### [EXERCISE INSTRUCTIONS]
A - Copy word for word the part of the James Winkles article that begins at the words "- Convictions: First" and stops after the words "1967 – 1981 (confessed)".
B - Using the James Winkles article, answer these questions:
(i) In which prison did Winkles die?
(ii) How many people did Winkles claim to have killed during his lifetime?
(iii) What was the name of the woman Winkles married for a third time?

### [DOCUMENT TEXT]
- Born: James Delano Winkles December 18, 1940 Oakman, Alabama, U.S.
- Died: September 9, 2010 (aged 69) Union Correctional Institution, Raiford, Florida, U.S.
- Convictions: First degree murder ×2 (2003) Kidnapping Robbery (1982) Grand theft Firearm theft Forgery (1982)
- Criminal penalty: Death (2003) Life imprisonment (1982)

Details
- Victims: 2–62
- Span of crimes: 1980 – 1981 (confirmed) 1967 – 1981 (confessed)
- Country: United States
- State: Florida
- Date apprehended: For the final time on January 6, 1982

= James Winkles =

American murderer and suspected serial killer

James Delano Winkles (December 18, 1940 – September 9, 2010) was an American murderer, kidnapper and self-confessed serial killer. Initially sentenced to life imprisonment on kidnapping charges, he admitted responsibility for two murders committed in Pinellas County, Florida during the 1980s, for which he was convicted and sentenced to death. Winkles claimed that he had killed a total of 62 people during his lifetime, but no other murders were definitively corroborated, and he died awaiting execution in 2010.

==Crimes==
From 1963 to 1982, Winkles moved around various counties across Florida, amassing arrests for multiple felonies. He made a living by stealing and doing odd jobs, only occasionally taking up work as a mechanic. Twice divorced, he eventually married for a third time to a woman named Mary Thomas, who gave birth to a child sometime in the mid-1970s. The pair would remain married until his final arrest.

### [EXTRACTED DATA]
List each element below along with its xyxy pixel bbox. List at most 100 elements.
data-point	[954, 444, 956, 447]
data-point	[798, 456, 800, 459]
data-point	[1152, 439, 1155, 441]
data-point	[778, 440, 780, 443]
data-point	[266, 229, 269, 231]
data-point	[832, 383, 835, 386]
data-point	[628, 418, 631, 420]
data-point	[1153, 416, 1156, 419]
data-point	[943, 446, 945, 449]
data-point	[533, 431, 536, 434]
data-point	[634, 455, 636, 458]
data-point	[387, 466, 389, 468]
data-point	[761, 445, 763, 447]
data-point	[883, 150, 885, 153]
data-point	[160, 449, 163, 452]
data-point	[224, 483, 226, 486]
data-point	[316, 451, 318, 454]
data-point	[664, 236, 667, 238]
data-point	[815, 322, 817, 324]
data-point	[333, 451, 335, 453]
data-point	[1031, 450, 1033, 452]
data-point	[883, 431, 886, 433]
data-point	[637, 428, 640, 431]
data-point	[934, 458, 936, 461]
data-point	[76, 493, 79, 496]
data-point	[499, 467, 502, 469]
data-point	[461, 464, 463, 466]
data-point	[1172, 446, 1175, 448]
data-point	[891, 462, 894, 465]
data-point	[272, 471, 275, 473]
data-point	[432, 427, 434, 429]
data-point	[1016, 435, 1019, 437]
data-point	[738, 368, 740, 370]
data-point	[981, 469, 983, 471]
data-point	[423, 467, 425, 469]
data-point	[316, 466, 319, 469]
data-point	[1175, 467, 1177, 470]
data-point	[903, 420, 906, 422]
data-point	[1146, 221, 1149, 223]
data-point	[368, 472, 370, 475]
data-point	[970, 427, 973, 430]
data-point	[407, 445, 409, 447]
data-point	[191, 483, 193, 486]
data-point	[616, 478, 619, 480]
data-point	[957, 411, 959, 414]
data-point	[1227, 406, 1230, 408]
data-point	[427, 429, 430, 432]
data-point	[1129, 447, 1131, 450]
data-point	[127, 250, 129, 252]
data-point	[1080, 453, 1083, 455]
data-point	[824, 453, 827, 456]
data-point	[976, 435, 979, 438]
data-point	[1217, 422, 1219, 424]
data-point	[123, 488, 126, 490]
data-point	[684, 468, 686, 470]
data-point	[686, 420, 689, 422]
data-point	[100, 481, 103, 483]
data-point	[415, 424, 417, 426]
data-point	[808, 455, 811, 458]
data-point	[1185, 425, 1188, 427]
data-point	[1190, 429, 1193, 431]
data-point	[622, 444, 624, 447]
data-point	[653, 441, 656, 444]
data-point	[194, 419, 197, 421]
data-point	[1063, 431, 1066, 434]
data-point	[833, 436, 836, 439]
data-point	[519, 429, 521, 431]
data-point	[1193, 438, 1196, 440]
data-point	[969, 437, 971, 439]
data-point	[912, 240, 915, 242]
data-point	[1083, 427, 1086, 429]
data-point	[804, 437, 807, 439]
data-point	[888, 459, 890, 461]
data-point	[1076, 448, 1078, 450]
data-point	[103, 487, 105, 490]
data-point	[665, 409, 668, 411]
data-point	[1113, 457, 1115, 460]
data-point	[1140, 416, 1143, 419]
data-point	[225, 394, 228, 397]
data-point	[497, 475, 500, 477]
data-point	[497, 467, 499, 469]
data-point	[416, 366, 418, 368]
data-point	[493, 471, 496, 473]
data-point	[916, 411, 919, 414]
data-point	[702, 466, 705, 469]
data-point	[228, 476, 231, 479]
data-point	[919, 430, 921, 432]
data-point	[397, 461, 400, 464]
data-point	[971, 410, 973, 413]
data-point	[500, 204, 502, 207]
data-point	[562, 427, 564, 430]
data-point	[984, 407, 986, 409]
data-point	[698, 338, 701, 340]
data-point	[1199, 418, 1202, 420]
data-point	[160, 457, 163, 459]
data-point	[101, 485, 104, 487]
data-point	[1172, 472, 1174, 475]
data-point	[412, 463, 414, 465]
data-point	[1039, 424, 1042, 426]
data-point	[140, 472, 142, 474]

### [TASK RESPONSES]
A -
- Convictions: First degree murder ×2 (2003) Kidnapping Robbery (1982) Grand theft Firearm theft Forgery (1982)
- Criminal penalty: Death (2003) Life imprisonment (1982)

Details
- Victims: 2–62
- Span of crimes: 1980 – 1981 (confirmed) 1967 – 1981 (confessed)

B -
(i) Union Correctional Institution, in Raiford, Florida
(ii) 62
(iii) Mary Thomas